> RECORDS FOR PROCESSING:
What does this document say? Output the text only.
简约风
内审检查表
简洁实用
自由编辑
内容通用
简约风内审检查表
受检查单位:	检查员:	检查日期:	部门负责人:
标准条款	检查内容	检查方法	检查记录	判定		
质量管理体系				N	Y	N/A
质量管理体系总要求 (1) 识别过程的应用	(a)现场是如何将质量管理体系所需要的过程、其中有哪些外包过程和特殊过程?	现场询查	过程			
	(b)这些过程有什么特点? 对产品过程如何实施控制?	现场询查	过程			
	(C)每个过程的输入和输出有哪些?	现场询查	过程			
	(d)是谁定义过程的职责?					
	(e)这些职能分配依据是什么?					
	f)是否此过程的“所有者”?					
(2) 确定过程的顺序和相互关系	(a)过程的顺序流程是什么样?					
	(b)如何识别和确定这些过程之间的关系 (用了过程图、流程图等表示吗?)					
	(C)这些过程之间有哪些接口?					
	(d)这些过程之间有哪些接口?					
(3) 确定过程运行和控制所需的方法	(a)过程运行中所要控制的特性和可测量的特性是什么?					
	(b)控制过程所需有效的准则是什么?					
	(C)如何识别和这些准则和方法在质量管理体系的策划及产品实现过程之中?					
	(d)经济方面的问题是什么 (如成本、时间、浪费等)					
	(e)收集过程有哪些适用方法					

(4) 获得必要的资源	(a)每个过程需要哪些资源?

> TASK REQUIREMENTS: Your task is to retype all of the records exactly.

> SOLUTION FOR THIS TASK:
What does this document say? Output the text only.
简约风
内审检查表
简洁实用
自由编辑
内容通用
简约风内审检查表
受检查单位:	检查员:	检查日期:	部门负责人:
标准条款	检查内容	检查方法	检查记录	判定		
质量管理体系				N	Y	N/A
质量管理体系总要求 (1) 识别过程的应用	(a)现场是如何将质量管理体系所需要的过程、其中有哪些外包过程和特殊过程?	现场询查	过程			
	(b)这些过程有什么特点? 对产品过程如何实施控制?	现场询查	过程			
	(C)每个过程的输入和输出有哪些?	现场询查	过程			
	(d)是谁定义过程的职责?					
	(e)这些职能分配依据是什么?					
	f)是否此过程的“所有者”?					
(2) 确定过程的顺序和相互关系	(a)过程的顺序流程是什么样?					
	(b)如何识别和确定这些过程之间的关系 (用了过程图、流程图等表示吗?)					
	(C)这些过程之间有哪些接口?					
	(d)这些过程之间有哪些接口?					
(3) 确定过程运行和控制所需的方法	(a)过程运行中所要控制的特性和可测量的特性是什么?					
	(b)控制过程所需有效的准则是什么?					
	(C)如何识别和这些准则和方法在质量管理体系的策划及产品实现过程之中?					
	(d)经济方面的问题是什么 (如成本、时间、浪费等)					
	(e)收集过程有哪些适用方法					

(4) 获得必要的资源	(a)每个过程需要哪些资源?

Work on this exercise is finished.